═══ Input material
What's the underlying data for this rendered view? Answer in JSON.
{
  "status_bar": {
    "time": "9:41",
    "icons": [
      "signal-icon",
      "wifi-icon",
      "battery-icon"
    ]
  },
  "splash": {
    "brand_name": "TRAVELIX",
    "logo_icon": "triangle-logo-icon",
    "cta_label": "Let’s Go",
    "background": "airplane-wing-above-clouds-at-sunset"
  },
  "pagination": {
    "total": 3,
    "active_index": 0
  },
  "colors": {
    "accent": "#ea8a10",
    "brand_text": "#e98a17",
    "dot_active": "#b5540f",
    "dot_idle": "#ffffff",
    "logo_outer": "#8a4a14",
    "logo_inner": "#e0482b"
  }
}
══════
*Requirements*: Repeat the records above exactly.

*Full solution*:
What's the underlying data for this rendered view? Answer in JSON.
{
  "status_bar": {
    "time": "9:41",
    "icons": [
      "signal-icon",
      "wifi-icon",
      "battery-icon"
    ]
  },
  "splash": {
    "brand_name": "TRAVELIX",
    "logo_icon": "triangle-logo-icon",
    "cta_label": "Let’s Go",
    "background": "airplane-wing-above-clouds-at-sunset"
  },
  "pagination": {
    "total": 3,
    "active_index": 0
  },
  "colors": {
    "accent": "#ea8a10",
    "brand_text": "#e98a17",
    "dot_active": "#b5540f",
    "dot_idle": "#ffffff",
    "logo_outer": "#8a4a14",
    "logo_inner": "#e0482b"
  }
}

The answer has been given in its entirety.